§ **Requirement**: Repeat, line for line, the entries printed below.

------------------------

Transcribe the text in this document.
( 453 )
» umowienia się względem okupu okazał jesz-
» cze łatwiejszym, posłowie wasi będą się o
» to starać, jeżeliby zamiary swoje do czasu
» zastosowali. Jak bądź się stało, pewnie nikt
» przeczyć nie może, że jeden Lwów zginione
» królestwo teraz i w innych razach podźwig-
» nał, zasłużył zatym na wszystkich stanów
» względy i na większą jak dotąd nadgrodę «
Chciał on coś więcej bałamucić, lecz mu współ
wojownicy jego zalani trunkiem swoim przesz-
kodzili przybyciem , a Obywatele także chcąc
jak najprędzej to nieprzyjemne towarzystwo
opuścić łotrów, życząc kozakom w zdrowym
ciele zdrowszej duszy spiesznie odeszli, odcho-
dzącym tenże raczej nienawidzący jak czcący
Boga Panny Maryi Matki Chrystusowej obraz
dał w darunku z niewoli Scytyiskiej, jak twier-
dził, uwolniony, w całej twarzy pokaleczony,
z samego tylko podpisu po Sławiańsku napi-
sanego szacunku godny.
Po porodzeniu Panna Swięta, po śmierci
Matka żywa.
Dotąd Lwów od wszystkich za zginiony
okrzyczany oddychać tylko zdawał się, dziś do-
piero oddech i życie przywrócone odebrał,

------------------------

§ **Written response**:
Transcribe the text in this document.
( 453 )
» umowienia się względem okupu okazał jesz-
» cze łatwiejszym, posłowie wasi będą się o
» to starać, jeżeliby zamiary swoje do czasu
» zastosowali. Jak bądź się stało, pewnie nikt
» przeczyć nie może, że jeden Lwów zginione
» królestwo teraz i w innych razach podźwig-
» nał, zasłużył zatym na wszystkich stanów
» względy i na większą jak dotąd nadgrodę «
Chciał on coś więcej bałamucić, lecz mu współ
wojownicy jego zalani trunkiem swoim przesz-
kodzili przybyciem , a Obywatele także chcąc
jak najprędzej to nieprzyjemne towarzystwo
opuścić łotrów, życząc kozakom w zdrowym
ciele zdrowszej duszy spiesznie odeszli, odcho-
dzącym tenże raczej nienawidzący jak czcący
Boga Panny Maryi Matki Chrystusowej obraz
dał w darunku z niewoli Scytyiskiej, jak twier-
dził, uwolniony, w całej twarzy pokaleczony,
z samego tylko podpisu po Sławiańsku napi-
sanego szacunku godny.
Po porodzeniu Panna Swięta, po śmierci
Matka żywa.
Dotąd Lwów od wszystkich za zginiony
okrzyczany oddychać tylko zdawał się, dziś do-
piero oddech i życie przywrócone odebrał,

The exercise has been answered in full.